Stated problem: Print out each entry below exactly, please.

Data records:
====================

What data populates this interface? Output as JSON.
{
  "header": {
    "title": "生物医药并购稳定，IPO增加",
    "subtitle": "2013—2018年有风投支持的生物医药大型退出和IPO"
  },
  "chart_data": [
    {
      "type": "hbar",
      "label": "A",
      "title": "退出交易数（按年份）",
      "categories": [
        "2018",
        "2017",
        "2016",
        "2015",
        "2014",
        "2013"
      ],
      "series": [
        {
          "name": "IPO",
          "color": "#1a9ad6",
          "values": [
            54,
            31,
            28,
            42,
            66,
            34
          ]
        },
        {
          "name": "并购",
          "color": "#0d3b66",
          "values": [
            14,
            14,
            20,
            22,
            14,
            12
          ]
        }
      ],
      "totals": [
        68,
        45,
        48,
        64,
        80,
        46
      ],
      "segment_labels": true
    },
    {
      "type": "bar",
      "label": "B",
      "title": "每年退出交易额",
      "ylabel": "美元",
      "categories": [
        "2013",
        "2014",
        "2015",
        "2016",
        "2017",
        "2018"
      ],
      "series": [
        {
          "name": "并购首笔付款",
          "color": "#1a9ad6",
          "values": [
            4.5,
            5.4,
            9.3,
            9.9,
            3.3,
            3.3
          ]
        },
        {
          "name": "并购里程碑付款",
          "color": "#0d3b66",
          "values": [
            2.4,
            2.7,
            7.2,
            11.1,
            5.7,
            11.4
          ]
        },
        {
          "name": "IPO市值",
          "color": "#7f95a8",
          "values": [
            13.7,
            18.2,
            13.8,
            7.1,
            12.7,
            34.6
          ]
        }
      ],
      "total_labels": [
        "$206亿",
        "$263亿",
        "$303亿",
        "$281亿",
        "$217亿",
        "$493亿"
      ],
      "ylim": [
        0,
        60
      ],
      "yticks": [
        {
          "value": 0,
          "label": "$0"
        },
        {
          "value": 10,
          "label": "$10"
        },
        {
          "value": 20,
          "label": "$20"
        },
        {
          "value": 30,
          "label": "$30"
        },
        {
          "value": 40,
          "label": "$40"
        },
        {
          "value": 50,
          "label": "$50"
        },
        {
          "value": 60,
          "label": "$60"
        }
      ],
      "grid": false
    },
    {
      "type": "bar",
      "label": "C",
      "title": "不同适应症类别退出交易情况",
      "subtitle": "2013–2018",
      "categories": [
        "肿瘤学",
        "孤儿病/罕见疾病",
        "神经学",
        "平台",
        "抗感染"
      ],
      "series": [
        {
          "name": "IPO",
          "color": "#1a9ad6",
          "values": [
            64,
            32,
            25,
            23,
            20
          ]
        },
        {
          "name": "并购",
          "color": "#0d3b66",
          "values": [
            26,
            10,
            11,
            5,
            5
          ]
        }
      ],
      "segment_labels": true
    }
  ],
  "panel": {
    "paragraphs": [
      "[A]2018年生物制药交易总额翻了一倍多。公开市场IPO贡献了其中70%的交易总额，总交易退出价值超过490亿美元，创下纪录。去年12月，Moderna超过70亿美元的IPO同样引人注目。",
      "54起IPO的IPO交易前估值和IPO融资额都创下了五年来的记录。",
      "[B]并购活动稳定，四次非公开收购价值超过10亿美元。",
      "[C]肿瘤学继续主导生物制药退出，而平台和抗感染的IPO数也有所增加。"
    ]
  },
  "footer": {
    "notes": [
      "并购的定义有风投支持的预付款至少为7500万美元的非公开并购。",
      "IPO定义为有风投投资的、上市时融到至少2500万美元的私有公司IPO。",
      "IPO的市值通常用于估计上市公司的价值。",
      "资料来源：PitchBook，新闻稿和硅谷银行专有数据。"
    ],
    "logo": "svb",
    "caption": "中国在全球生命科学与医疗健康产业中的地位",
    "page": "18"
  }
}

====================

The completed task:
What data populates this interface? Output as JSON.
{
  "header": {
    "title": "生物医药并购稳定，IPO增加",
    "subtitle": "2013—2018年有风投支持的生物医药大型退出和IPO"
  },
  "chart_data": [
    {
      "type": "hbar",
      "label": "A",
      "title": "退出交易数（按年份）",
      "categories": [
        "2018",
        "2017",
        "2016",
        "2015",
        "2014",
        "2013"
      ],
      "series": [
        {
          "name": "IPO",
          "color": "#1a9ad6",
          "values": [
            54,
            31,
            28,
            42,
            66,
            34
          ]
        },
        {
          "name": "并购",
          "color": "#0d3b66",
          "values": [
            14,
            14,
            20,
            22,
            14,
            12
          ]
        }
      ],
      "totals": [
        68,
        45,
        48,
        64,
        80,
        46
      ],
      "segment_labels": true
    },
    {
      "type": "bar",
      "label": "B",
      "title": "每年退出交易额",
      "ylabel": "美元",
      "categories": [
        "2013",
        "2014",
        "2015",
        "2016",
        "2017",
        "2018"
      ],
      "series": [
        {
          "name": "并购首笔付款",
          "color": "#1a9ad6",
          "values": [
            4.5,
            5.4,
            9.3,
            9.9,
            3.3,
            3.3
          ]
        },
        {
          "name": "并购里程碑付款",
          "color": "#0d3b66",
          "values": [
            2.4,
            2.7,
            7.2,
            11.1,
            5.7,
            11.4
          ]
        },
        {
          "name": "IPO市值",
          "color": "#7f95a8",
          "values": [
            13.7,
            18.2,
            13.8,
            7.1,
            12.7,
            34.6
          ]
        }
      ],
      "total_labels": [
        "$206亿",
        "$263亿",
        "$303亿",
        "$281亿",
        "$217亿",
        "$493亿"
      ],
      "ylim": [
        0,
        60
      ],
      "yticks": [
        {
          "value": 0,
          "label": "$0"
        },
        {
          "value": 10,
          "label": "$10"
        },
        {
          "value": 20,
          "label": "$20"
        },
        {
          "value": 30,
          "label": "$30"
        },
        {
          "value": 40,
          "label": "$40"
        },
        {
          "value": 50,
          "label": "$50"
        },
        {
          "value": 60,
          "label": "$60"
        }
      ],
      "grid": false
    },
    {
      "type": "bar",
      "label": "C",
      "title": "不同适应症类别退出交易情况",
      "subtitle": "2013–2018",
      "categories": [
        "肿瘤学",
        "孤儿病/罕见疾病",
        "神经学",
        "平台",
        "抗感染"
      ],
      "series": [
        {
          "name": "IPO",
          "color": "#1a9ad6",
          "values": [
            64,
            32,
            25,
            23,
            20
          ]
        },
        {
          "name": "并购",
          "color": "#0d3b66",
          "values": [
            26,
            10,
            11,
            5,
            5
          ]
        }
      ],
      "segment_labels": true
    }
  ],
  "panel": {
    "paragraphs": [
      "[A]2018年生物制药交易总额翻了一倍多。公开市场IPO贡献了其中70%的交易总额，总交易退出价值超过490亿美元，创下纪录。去年12月，Moderna超过70亿美元的IPO同样引人注目。",
      "54起IPO的IPO交易前估值和IPO融资额都创下了五年来的记录。",
      "[B]并购活动稳定，四次非公开收购价值超过10亿美元。",
      "[C]肿瘤学继续主导生物制药退出，而平台和抗感染的IPO数也有所增加。"
    ]
  },
  "footer": {
    "notes": [
      "并购的定义有风投支持的预付款至少为7500万美元的非公开并购。",
      "IPO定义为有风投投资的、上市时融到至少2500万美元的私有公司IPO。",
      "IPO的市值通常用于估计上市公司的价值。",
      "资料来源：PitchBook，新闻稿和硅谷银行专有数据。"
    ],
    "logo": "svb",
    "caption": "中国在全球生命科学与医疗健康产业中的地位",
    "page": "18"
  }
}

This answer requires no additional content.